◆ EXERCISE GOAL
Go through the data below. Pull out every line that has the word "Other".

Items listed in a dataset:
╔══
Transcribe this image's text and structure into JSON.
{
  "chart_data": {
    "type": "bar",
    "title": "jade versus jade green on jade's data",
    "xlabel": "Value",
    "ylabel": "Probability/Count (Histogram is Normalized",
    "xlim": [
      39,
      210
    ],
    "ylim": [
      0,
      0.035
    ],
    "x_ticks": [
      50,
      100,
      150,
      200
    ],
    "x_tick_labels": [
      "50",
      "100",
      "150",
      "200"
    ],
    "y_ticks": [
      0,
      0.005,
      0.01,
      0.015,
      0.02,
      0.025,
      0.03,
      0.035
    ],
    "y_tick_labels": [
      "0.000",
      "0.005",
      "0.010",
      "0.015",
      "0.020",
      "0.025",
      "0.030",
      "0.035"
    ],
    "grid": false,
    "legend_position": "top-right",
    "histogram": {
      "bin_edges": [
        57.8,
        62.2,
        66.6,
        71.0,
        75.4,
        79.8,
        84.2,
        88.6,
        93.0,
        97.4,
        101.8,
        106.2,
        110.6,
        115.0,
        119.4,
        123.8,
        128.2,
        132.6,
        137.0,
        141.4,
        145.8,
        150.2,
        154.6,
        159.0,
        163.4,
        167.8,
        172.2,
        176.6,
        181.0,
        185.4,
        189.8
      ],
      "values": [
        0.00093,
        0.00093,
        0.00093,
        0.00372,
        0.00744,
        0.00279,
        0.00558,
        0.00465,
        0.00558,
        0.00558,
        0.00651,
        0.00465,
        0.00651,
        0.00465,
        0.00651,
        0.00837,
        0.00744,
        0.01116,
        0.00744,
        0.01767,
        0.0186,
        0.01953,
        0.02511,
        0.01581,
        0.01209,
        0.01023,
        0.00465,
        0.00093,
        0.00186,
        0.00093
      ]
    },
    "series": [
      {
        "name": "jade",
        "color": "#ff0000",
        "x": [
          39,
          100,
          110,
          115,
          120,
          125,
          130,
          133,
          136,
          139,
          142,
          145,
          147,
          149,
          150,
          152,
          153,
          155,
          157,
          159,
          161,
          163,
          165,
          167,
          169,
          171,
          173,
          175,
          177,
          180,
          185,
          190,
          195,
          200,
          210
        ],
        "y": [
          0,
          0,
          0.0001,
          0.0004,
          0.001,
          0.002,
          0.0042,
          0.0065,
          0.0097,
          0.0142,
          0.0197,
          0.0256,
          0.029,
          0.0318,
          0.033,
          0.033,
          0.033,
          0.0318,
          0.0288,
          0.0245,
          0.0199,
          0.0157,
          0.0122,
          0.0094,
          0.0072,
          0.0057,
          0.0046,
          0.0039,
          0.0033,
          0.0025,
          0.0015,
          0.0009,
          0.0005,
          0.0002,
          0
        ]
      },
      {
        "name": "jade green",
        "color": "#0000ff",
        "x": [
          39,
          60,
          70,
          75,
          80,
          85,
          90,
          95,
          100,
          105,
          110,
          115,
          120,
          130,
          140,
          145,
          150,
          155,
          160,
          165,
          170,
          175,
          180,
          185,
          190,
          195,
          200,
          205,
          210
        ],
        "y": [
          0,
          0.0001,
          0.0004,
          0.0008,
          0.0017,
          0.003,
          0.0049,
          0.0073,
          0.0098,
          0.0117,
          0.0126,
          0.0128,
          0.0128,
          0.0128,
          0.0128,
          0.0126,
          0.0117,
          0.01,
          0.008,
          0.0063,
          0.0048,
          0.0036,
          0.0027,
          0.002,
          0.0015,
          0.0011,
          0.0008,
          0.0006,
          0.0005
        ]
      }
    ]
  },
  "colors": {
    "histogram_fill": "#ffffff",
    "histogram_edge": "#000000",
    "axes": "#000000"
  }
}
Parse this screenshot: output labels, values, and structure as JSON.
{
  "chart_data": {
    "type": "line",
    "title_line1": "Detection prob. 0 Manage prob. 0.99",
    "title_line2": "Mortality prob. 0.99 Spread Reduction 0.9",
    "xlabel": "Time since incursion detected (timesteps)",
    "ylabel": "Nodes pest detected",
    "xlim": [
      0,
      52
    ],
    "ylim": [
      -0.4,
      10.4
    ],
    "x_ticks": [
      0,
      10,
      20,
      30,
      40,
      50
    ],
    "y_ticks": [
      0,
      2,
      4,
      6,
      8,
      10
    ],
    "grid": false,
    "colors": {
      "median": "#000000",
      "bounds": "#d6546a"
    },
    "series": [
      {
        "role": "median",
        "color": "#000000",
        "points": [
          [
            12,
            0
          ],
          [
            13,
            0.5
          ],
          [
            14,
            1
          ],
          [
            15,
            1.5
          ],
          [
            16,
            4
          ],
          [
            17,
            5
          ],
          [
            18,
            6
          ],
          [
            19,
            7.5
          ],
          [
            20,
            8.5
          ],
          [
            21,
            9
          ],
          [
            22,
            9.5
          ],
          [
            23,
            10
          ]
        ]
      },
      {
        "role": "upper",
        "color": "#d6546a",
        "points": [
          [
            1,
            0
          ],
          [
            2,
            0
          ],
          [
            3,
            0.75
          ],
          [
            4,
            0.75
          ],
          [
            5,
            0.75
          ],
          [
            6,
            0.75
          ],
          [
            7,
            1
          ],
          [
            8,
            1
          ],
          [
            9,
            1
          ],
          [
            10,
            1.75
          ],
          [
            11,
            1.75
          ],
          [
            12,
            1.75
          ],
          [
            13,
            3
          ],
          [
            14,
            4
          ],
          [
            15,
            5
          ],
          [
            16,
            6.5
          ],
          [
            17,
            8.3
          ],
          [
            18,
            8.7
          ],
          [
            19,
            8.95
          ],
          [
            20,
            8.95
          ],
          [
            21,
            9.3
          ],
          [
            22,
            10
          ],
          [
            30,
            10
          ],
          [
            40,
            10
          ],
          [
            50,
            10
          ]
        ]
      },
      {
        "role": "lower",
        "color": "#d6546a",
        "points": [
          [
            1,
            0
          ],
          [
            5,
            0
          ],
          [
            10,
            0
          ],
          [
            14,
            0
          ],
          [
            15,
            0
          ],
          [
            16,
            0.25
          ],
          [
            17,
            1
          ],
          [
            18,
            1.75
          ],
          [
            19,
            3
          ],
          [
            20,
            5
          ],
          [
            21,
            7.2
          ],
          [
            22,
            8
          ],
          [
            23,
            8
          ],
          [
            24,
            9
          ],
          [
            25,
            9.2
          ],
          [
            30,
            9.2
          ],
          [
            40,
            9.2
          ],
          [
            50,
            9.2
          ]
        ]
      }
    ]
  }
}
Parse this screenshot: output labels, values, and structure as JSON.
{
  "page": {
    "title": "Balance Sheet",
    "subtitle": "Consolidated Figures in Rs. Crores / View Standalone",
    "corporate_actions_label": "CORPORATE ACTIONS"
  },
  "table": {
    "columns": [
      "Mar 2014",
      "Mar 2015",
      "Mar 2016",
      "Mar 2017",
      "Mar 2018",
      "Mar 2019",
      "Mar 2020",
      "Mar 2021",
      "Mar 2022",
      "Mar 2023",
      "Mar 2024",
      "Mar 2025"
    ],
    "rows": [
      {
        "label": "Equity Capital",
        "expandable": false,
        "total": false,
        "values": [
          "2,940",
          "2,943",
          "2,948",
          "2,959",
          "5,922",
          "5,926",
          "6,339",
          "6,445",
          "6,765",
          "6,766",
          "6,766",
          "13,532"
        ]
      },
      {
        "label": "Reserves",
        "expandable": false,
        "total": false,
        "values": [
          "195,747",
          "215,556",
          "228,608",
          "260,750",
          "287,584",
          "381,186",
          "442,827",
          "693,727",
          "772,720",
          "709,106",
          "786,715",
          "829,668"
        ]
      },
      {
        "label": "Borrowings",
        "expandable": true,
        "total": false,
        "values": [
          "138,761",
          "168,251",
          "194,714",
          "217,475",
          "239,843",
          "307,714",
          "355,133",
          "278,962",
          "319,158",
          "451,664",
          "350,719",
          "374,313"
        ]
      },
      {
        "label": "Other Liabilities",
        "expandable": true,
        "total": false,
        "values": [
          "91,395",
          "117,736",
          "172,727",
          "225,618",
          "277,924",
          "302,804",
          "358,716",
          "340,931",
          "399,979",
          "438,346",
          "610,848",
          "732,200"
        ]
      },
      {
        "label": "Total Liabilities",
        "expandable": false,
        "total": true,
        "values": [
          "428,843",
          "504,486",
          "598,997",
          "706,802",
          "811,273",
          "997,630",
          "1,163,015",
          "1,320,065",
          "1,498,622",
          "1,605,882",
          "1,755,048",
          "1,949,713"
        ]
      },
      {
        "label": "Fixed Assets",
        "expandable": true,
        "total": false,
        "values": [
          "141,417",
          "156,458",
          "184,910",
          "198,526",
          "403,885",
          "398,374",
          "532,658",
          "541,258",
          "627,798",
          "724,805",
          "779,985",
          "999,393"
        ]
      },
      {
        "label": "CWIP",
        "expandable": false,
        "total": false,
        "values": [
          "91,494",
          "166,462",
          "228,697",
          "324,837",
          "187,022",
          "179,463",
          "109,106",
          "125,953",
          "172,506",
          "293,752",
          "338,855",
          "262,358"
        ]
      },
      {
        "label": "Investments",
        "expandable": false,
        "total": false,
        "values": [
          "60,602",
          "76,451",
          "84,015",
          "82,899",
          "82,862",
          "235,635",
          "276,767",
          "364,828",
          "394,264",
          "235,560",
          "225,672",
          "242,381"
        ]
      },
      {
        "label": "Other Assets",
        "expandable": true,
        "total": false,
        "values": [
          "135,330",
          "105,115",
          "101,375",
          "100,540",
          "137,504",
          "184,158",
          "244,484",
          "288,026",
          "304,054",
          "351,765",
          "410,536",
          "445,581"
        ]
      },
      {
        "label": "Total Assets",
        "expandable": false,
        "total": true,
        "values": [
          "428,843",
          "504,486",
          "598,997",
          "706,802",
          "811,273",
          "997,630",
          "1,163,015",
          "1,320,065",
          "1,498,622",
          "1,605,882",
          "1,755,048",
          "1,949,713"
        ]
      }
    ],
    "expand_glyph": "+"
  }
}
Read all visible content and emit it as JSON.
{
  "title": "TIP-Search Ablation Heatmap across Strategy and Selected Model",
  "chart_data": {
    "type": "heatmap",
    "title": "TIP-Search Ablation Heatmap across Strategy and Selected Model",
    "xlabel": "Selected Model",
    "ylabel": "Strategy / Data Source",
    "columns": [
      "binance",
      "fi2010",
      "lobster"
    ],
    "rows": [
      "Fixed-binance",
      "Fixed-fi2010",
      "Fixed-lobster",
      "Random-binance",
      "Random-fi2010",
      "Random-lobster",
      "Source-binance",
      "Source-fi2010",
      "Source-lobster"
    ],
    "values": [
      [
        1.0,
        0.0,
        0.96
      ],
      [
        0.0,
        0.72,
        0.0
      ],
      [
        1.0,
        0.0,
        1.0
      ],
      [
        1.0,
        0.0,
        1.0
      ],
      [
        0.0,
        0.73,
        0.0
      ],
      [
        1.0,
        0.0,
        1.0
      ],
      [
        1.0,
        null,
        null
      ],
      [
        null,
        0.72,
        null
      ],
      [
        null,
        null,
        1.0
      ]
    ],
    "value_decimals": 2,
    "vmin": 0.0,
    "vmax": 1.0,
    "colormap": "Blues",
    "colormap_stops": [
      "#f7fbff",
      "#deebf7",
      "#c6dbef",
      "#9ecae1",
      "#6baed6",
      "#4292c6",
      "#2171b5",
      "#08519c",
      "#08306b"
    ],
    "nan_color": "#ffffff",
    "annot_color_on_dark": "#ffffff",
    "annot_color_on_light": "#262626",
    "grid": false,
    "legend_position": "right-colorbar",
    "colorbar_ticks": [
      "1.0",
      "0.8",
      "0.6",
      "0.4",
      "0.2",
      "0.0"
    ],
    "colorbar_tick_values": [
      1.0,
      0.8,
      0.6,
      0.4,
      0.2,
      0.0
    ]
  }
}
╚══
◆ REPLY
        "label": "Other Liabilities",
        "label": "Other Assets",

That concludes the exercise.